# [Your instructions]
Copy every entry exactly as given, minus the images.

# [Given records]
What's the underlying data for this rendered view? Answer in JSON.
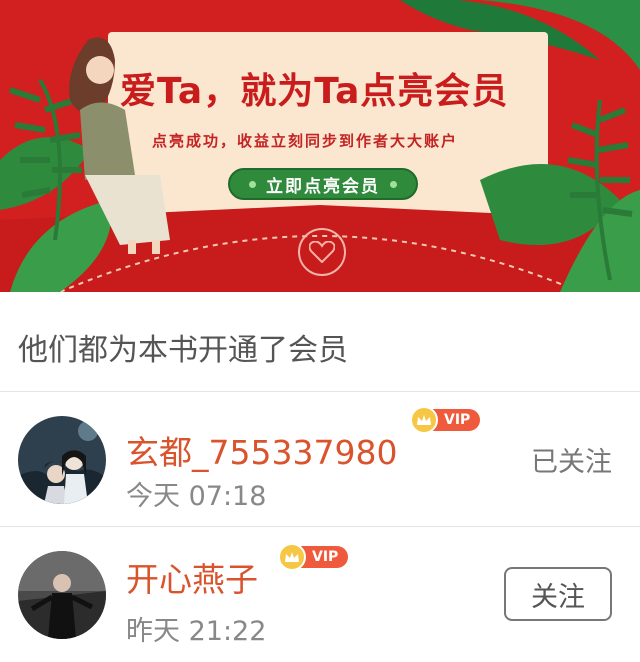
{
  "banner": {
    "title": "爱Ta，就为Ta点亮会员",
    "subtitle": "点亮成功，收益立刻同步到作者大大账户",
    "cta_label": "立即点亮会员",
    "accent_color": "#d21f1f",
    "button_color": "#2f8a3b"
  },
  "section": {
    "title": "他们都为本书开通了会员"
  },
  "members": [
    {
      "name": "玄都_755337980",
      "vip_label": "VIP",
      "time": "今天 07:18",
      "follow_label": "已关注"
    },
    {
      "name": "开心燕子",
      "vip_label": "VIP",
      "time": "昨天 21:22",
      "follow_label": "关注"
    }
  ]
}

# [Solution below]
What's the underlying data for this rendered view? Answer in JSON.
{
  "banner": {
    "title": "爱Ta，就为Ta点亮会员",
    "subtitle": "点亮成功，收益立刻同步到作者大大账户",
    "cta_label": "立即点亮会员",
    "accent_color": "#d21f1f",
    "button_color": "#2f8a3b"
  },
  "section": {
    "title": "他们都为本书开通了会员"
  },
  "members": [
    {
      "name": "玄都_755337980",
      "vip_label": "VIP",
      "time": "今天 07:18",
      "follow_label": "已关注"
    },
    {
      "name": "开心燕子",
      "vip_label": "VIP",
      "time": "昨天 21:22",
      "follow_label": "关注"
    }
  ]
}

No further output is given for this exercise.